◆ WHAT IS NEEDED
Verbatim output of all the material below is required.

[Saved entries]
=====

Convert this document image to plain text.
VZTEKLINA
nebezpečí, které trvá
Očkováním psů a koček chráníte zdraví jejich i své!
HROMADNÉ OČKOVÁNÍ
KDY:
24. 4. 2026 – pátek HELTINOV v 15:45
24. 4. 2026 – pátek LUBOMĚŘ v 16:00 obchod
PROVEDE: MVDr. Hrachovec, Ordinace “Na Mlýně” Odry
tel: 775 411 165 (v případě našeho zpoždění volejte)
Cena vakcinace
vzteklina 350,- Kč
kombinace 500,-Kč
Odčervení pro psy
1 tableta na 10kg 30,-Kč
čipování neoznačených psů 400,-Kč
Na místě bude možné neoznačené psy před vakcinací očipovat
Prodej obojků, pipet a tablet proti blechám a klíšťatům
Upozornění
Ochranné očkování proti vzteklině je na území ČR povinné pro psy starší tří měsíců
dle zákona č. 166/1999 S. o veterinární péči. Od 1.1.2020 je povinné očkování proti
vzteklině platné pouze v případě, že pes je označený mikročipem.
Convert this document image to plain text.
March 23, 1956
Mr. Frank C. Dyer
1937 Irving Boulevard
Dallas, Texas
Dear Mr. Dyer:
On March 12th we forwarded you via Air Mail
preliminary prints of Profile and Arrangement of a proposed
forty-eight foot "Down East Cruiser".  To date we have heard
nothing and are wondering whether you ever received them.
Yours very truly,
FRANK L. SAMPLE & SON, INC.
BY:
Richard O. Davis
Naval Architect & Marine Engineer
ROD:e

=====

◆ OUTPUT FOR THIS EXERCISE
Convert this document image to plain text.
VZTEKLINA
nebezpečí, které trvá
Očkováním psů a koček chráníte zdraví jejich i své!
HROMADNÉ OČKOVÁNÍ
KDY:
24. 4. 2026 – pátek HELTINOV v 15:45
24. 4. 2026 – pátek LUBOMĚŘ v 16:00 obchod
PROVEDE: MVDr. Hrachovec, Ordinace “Na Mlýně” Odry
tel: 775 411 165 (v případě našeho zpoždění volejte)
Cena vakcinace
vzteklina 350,- Kč
kombinace 500,-Kč
Odčervení pro psy
1 tableta na 10kg 30,-Kč
čipování neoznačených psů 400,-Kč
Na místě bude možné neoznačené psy před vakcinací očipovat
Prodej obojků, pipet a tablet proti blechám a klíšťatům
Upozornění
Ochranné očkování proti vzteklině je na území ČR povinné pro psy starší tří měsíců
dle zákona č. 166/1999 S. o veterinární péči. Od 1.1.2020 je povinné očkování proti
vzteklině platné pouze v případě, že pes je označený mikročipem.
Convert this document image to plain text.
March 23, 1956
Mr. Frank C. Dyer
1937 Irving Boulevard
Dallas, Texas
Dear Mr. Dyer:
On March 12th we forwarded you via Air Mail
preliminary prints of Profile and Arrangement of a proposed
forty-eight foot "Down East Cruiser".  To date we have heard
nothing and are wondering whether you ever received them.
Yours very truly,
FRANK L. SAMPLE & SON, INC.
BY:
Richard O. Davis
Naval Architect & Marine Engineer
ROD:e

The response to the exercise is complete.